▸ What is being asked
Print the entries below word for word; the pictures stay out of your copy.

Given information Block Start

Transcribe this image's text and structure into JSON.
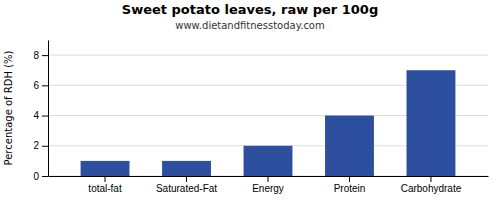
{
  "chart_data": {
    "type": "bar",
    "title": "Sweet potato leaves, raw per 100g",
    "subtitle": "www.dietandfitnesstoday.com",
    "ylabel": "Percentage of RDH (%)",
    "categories": [
      "total-fat",
      "Saturated-Fat",
      "Energy",
      "Protein",
      "Carbohydrate"
    ],
    "values": [
      1,
      1,
      2,
      4,
      7
    ],
    "color": "#2d4f9e",
    "ylim": [
      0,
      9
    ],
    "yticks": [
      0,
      2,
      4,
      6,
      8
    ],
    "grid": true
  }
}
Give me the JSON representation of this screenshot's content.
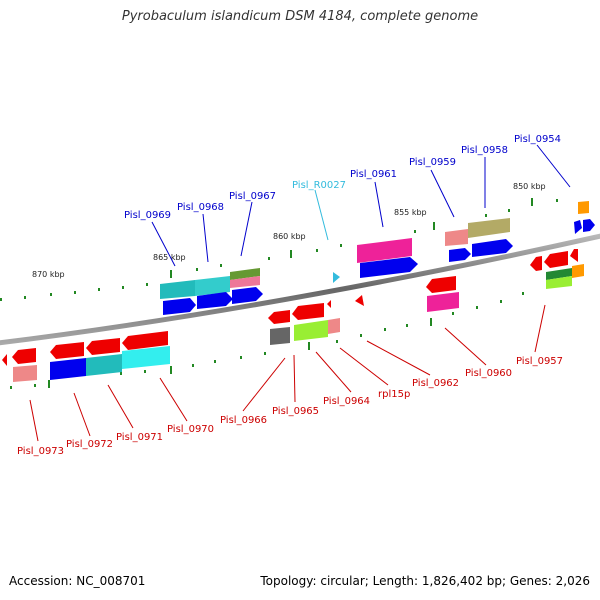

Given information Block End

▸ The answer
Transcribe this image's text and structure into JSON.
{
  "chart_data": {
    "type": "bar",
    "title": "Sweet potato leaves, raw per 100g",
    "subtitle": "www.dietandfitnesstoday.com",
    "ylabel": "Percentage of RDH (%)",
    "categories": [
      "total-fat",
      "Saturated-Fat",
      "Energy",
      "Protein",
      "Carbohydrate"
    ],
    "values": [
      1,
      1,
      2,
      4,
      7
    ],
    "color": "#2d4f9e",
    "ylim": [
      0,
      9
    ],
    "yticks": [
      0,
      2,
      4,
      6,
      8
    ],
    "grid": true
  }
}
Give me the JSON representation of this screenshot's content.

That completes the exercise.